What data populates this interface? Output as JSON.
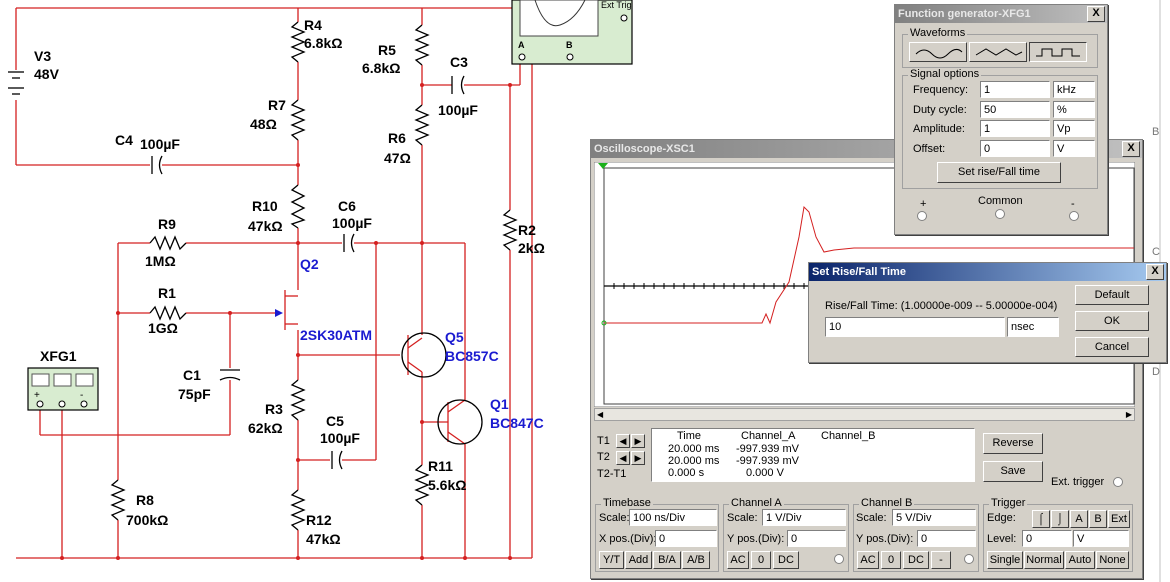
{
  "schematic": {
    "components": [
      {
        "ref": "V3",
        "value": "48V"
      },
      {
        "ref": "R4",
        "value": "6.8kΩ"
      },
      {
        "ref": "R5",
        "value": "6.8kΩ"
      },
      {
        "ref": "C3",
        "value": "100µF"
      },
      {
        "ref": "R7",
        "value": "48Ω"
      },
      {
        "ref": "R6",
        "value": "47Ω"
      },
      {
        "ref": "C4",
        "value": "100µF"
      },
      {
        "ref": "R10",
        "value": "47kΩ"
      },
      {
        "ref": "C6",
        "value": "100µF"
      },
      {
        "ref": "R9",
        "value": "1MΩ"
      },
      {
        "ref": "R2",
        "value": "2kΩ"
      },
      {
        "ref": "Q2",
        "value": ""
      },
      {
        "ref": "R1",
        "value": "1GΩ"
      },
      {
        "ref": "2SK30ATM",
        "value": ""
      },
      {
        "ref": "Q5",
        "value": "BC857C"
      },
      {
        "ref": "C1",
        "value": "75pF"
      },
      {
        "ref": "Q1",
        "value": "BC847C"
      },
      {
        "ref": "R3",
        "value": "62kΩ"
      },
      {
        "ref": "C5",
        "value": "100µF"
      },
      {
        "ref": "R11",
        "value": "5.6kΩ"
      },
      {
        "ref": "R8",
        "value": "700kΩ"
      },
      {
        "ref": "R12",
        "value": "47kΩ"
      }
    ],
    "xfg_label": "XFG1",
    "xfg_terminals": [
      "+",
      "-"
    ],
    "scope_top_labels": {
      "ext_trig": "Ext Trig",
      "a": "A",
      "b": "B"
    },
    "ruler": [
      "B",
      "C",
      "D"
    ]
  },
  "oscilloscope": {
    "title": "Oscilloscope-XSC1",
    "close": "X",
    "readout": {
      "headers": [
        "Time",
        "Channel_A",
        "Channel_B"
      ],
      "rows": [
        {
          "label": "T1",
          "time": "20.000 ms",
          "a": "-997.939 mV",
          "b": ""
        },
        {
          "label": "T2",
          "time": "20.000 ms",
          "a": "-997.939 mV",
          "b": ""
        },
        {
          "label": "T2-T1",
          "time": "0.000 s",
          "a": "0.000 V",
          "b": ""
        }
      ]
    },
    "buttons": {
      "reverse": "Reverse",
      "save": "Save",
      "ext_trigger": "Ext. trigger"
    },
    "timebase": {
      "title": "Timebase",
      "scale_label": "Scale:",
      "scale": "100 ns/Div",
      "xpos_label": "X pos.(Div):",
      "xpos": "0",
      "modes": [
        "Y/T",
        "Add",
        "B/A",
        "A/B"
      ]
    },
    "channel_a": {
      "title": "Channel A",
      "scale_label": "Scale:",
      "scale": "1  V/Div",
      "ypos_label": "Y pos.(Div):",
      "ypos": "0",
      "coupling": [
        "AC",
        "0",
        "DC"
      ]
    },
    "channel_b": {
      "title": "Channel B",
      "scale_label": "Scale:",
      "scale": "5  V/Div",
      "ypos_label": "Y pos.(Div):",
      "ypos": "0",
      "coupling": [
        "AC",
        "0",
        "DC",
        "-"
      ]
    },
    "trigger": {
      "title": "Trigger",
      "edge_label": "Edge:",
      "edge_options": [
        "A",
        "B",
        "Ext"
      ],
      "level_label": "Level:",
      "level": "0",
      "level_unit": "V",
      "modes": [
        "Single",
        "Normal",
        "Auto",
        "None"
      ]
    }
  },
  "function_generator": {
    "title": "Function generator-XFG1",
    "close": "X",
    "waveforms_label": "Waveforms",
    "signal_options_label": "Signal options",
    "options": [
      {
        "label": "Frequency:",
        "value": "1",
        "unit": "kHz"
      },
      {
        "label": "Duty cycle:",
        "value": "50",
        "unit": "%"
      },
      {
        "label": "Amplitude:",
        "value": "1",
        "unit": "Vp"
      },
      {
        "label": "Offset:",
        "value": "0",
        "unit": "V"
      }
    ],
    "rise_fall_button": "Set rise/Fall time",
    "terminals": {
      "plus": "+",
      "common": "Common",
      "minus": "-"
    }
  },
  "rise_fall_dialog": {
    "title": "Set Rise/Fall Time",
    "close": "X",
    "label": "Rise/Fall Time: (1.00000e-009 -- 5.00000e-004)",
    "value": "10",
    "unit": "nsec",
    "buttons": {
      "default": "Default",
      "ok": "OK",
      "cancel": "Cancel"
    }
  }
}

(YOUR TASK): Pick out every line holding the string "title" and return it.

(ANSWER BELOW):
    "title": "Oscilloscope-XSC1",
      "title": "Timebase",
      "title": "Channel A",
      "title": "Channel B",
      "title": "Trigger",
    "title": "Function generator-XFG1",
    "title": "Set Rise/Fall Time",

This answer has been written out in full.